• **Your goal**: All records are to be retyped faithfully and completely.

[Source data]
■ ■ ■
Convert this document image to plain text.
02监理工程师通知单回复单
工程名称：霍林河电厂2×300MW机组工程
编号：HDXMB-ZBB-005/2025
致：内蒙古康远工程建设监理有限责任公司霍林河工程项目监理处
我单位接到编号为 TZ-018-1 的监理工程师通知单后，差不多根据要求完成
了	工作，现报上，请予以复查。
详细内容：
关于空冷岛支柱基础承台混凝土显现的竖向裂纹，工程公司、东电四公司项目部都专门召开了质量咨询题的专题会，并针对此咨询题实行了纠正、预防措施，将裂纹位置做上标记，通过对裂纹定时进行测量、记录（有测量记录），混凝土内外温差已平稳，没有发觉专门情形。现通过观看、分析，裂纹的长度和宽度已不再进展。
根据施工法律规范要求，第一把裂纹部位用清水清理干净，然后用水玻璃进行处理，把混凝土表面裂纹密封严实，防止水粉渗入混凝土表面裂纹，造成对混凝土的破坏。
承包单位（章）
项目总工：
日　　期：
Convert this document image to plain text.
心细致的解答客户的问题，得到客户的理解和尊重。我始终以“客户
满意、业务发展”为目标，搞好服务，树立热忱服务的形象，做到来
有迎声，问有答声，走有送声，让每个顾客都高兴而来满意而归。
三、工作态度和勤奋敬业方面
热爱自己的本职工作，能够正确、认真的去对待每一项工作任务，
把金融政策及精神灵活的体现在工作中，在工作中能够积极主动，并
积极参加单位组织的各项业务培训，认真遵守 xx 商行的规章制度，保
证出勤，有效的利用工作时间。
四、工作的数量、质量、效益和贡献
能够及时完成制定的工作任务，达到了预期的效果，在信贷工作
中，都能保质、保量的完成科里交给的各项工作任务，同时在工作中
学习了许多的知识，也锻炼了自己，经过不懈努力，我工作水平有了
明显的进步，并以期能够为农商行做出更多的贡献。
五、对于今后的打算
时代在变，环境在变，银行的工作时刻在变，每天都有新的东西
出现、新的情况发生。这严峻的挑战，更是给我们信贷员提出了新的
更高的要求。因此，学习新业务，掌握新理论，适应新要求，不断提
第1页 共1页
■ ■ ■
• **The answer**:
Convert this document image to plain text.
02监理工程师通知单回复单
工程名称：霍林河电厂2×300MW机组工程
编号：HDXMB-ZBB-005/2025
致：内蒙古康远工程建设监理有限责任公司霍林河工程项目监理处
我单位接到编号为 TZ-018-1 的监理工程师通知单后，差不多根据要求完成
了	工作，现报上，请予以复查。
详细内容：
关于空冷岛支柱基础承台混凝土显现的竖向裂纹，工程公司、东电四公司项目部都专门召开了质量咨询题的专题会，并针对此咨询题实行了纠正、预防措施，将裂纹位置做上标记，通过对裂纹定时进行测量、记录（有测量记录），混凝土内外温差已平稳，没有发觉专门情形。现通过观看、分析，裂纹的长度和宽度已不再进展。
根据施工法律规范要求，第一把裂纹部位用清水清理干净，然后用水玻璃进行处理，把混凝土表面裂纹密封严实，防止水粉渗入混凝土表面裂纹，造成对混凝土的破坏。
承包单位（章）
项目总工：
日　　期：
Convert this document image to plain text.
心细致的解答客户的问题，得到客户的理解和尊重。我始终以“客户
满意、业务发展”为目标，搞好服务，树立热忱服务的形象，做到来
有迎声，问有答声，走有送声，让每个顾客都高兴而来满意而归。
三、工作态度和勤奋敬业方面
热爱自己的本职工作，能够正确、认真的去对待每一项工作任务，
把金融政策及精神灵活的体现在工作中，在工作中能够积极主动，并
积极参加单位组织的各项业务培训，认真遵守 xx 商行的规章制度，保
证出勤，有效的利用工作时间。
四、工作的数量、质量、效益和贡献
能够及时完成制定的工作任务，达到了预期的效果，在信贷工作
中，都能保质、保量的完成科里交给的各项工作任务，同时在工作中
学习了许多的知识，也锻炼了自己，经过不懈努力，我工作水平有了
明显的进步，并以期能够为农商行做出更多的贡献。
五、对于今后的打算
时代在变，环境在变，银行的工作时刻在变，每天都有新的东西
出现、新的情况发生。这严峻的挑战，更是给我们信贷员提出了新的
更高的要求。因此，学习新业务，掌握新理论，适应新要求，不断提
第1页 共1页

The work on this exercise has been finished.